Element-and-box listings
*-*-*
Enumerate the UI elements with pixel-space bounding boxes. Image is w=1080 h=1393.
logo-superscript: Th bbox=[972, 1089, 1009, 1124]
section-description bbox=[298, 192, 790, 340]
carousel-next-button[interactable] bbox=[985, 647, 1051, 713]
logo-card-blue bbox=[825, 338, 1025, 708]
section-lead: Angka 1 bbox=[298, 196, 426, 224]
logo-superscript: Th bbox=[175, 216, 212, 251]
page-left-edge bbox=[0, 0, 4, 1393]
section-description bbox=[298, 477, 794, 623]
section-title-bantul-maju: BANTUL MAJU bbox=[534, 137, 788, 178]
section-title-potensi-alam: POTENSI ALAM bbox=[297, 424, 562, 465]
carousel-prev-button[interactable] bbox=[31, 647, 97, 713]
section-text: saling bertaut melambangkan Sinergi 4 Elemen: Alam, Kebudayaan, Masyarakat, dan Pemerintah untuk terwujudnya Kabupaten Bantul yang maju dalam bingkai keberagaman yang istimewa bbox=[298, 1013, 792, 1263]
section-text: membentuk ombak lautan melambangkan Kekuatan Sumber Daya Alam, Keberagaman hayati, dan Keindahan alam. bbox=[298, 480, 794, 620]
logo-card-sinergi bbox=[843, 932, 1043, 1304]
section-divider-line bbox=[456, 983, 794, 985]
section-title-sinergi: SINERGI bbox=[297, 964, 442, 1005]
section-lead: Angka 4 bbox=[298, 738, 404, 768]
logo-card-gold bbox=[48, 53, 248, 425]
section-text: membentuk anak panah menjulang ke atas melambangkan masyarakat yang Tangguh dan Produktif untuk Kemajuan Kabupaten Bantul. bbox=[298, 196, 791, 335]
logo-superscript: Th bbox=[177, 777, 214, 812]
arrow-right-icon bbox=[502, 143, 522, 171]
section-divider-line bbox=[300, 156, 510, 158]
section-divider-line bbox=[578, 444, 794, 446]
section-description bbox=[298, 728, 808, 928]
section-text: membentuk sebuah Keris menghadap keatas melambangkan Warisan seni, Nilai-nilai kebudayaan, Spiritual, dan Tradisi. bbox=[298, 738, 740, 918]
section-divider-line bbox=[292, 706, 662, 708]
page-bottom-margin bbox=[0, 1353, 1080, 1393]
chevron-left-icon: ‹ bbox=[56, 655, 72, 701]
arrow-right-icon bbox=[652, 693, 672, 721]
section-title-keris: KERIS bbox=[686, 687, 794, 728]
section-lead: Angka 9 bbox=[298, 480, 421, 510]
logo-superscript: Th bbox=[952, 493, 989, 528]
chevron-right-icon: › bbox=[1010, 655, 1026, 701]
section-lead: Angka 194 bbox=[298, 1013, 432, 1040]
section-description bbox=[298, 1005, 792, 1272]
*-*-*
Render the records from the very first line through the line containing "section-title-bantul-maju: BANTUL MAJU", that line included, as a Markdown table. Use a column named No. for the row number and a column named Text for the line, skipping any blank lines.

■ **The result**:
| No. | Text |
|---|---|
| 1 | Enumerate the UI elements with pixel-space bounding boxes. Image is w=1080 h=1393. |
| 2 | logo-superscript: Th bbox=[972, 1089, 1009, 1124] |
| 3 | section-description bbox=[298, 192, 790, 340] |
| 4 | carousel-next-button[interactable] bbox=[985, 647, 1051, 713] |
| 5 | logo-card-blue bbox=[825, 338, 1025, 708] |
| 6 | section-lead: Angka 1 bbox=[298, 196, 426, 224] |
| 7 | logo-superscript: Th bbox=[175, 216, 212, 251] |
| 8 | page-left-edge bbox=[0, 0, 4, 1393] |
| 9 | section-description bbox=[298, 477, 794, 623] |
| 10 | section-title-bantul-maju: BANTUL MAJU bbox=[534, 137, 788, 178] |